___ DATA SHOWN ___

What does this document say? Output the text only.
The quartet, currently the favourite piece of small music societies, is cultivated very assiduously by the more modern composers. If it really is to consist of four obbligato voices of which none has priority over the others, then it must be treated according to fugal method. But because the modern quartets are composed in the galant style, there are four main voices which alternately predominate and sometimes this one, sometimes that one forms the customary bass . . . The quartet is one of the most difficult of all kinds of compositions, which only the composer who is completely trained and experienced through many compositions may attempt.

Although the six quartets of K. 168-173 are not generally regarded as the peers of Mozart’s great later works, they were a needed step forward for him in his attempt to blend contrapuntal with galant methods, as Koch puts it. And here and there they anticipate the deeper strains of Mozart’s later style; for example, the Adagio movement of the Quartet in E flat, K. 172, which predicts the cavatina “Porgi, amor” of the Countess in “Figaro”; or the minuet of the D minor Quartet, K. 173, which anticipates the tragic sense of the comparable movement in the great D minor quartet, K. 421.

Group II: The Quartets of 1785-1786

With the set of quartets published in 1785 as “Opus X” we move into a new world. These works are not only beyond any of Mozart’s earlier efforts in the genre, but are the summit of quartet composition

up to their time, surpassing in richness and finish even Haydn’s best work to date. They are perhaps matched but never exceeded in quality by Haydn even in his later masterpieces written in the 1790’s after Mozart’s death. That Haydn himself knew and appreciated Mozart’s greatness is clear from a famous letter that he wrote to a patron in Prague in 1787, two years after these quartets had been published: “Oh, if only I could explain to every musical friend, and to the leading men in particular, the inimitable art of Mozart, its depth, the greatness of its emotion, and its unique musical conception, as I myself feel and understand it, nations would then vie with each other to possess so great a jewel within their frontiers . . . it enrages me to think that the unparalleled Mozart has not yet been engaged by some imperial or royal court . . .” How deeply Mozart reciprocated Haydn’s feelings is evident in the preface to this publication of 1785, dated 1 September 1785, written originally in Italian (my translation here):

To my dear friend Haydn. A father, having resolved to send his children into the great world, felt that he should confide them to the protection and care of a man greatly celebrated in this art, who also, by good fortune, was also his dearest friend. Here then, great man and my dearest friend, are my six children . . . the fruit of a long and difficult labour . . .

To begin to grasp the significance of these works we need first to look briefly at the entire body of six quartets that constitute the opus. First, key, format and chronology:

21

___

WHAT TO PRODUCE:
Scan the material above. Copy each line that holds the word "galant".

FULL OUTPUT:
The quartet, currently the favourite piece of small music societies, is cultivated very assiduously by the more modern composers. If it really is to consist of four obbligato voices of which none has priority over the others, then it must be treated according to fugal method. But because the modern quartets are composed in the galant style, there are four main voices which alternately predominate and sometimes this one, sometimes that one forms the customary bass . . . The quartet is one of the most difficult of all kinds of compositions, which only the composer who is completely trained and experienced through many compositions may attempt.
Although the six quartets of K. 168-173 are not generally regarded as the peers of Mozart’s great later works, they were a needed step forward for him in his attempt to blend contrapuntal with galant methods, as Koch puts it. And here and there they anticipate the deeper strains of Mozart’s later style; for example, the Adagio movement of the Quartet in E flat, K. 172, which predicts the cavatina “Porgi, amor” of the Countess in “Figaro”; or the minuet of the D minor Quartet, K. 173, which anticipates the tragic sense of the comparable movement in the great D minor quartet, K. 421.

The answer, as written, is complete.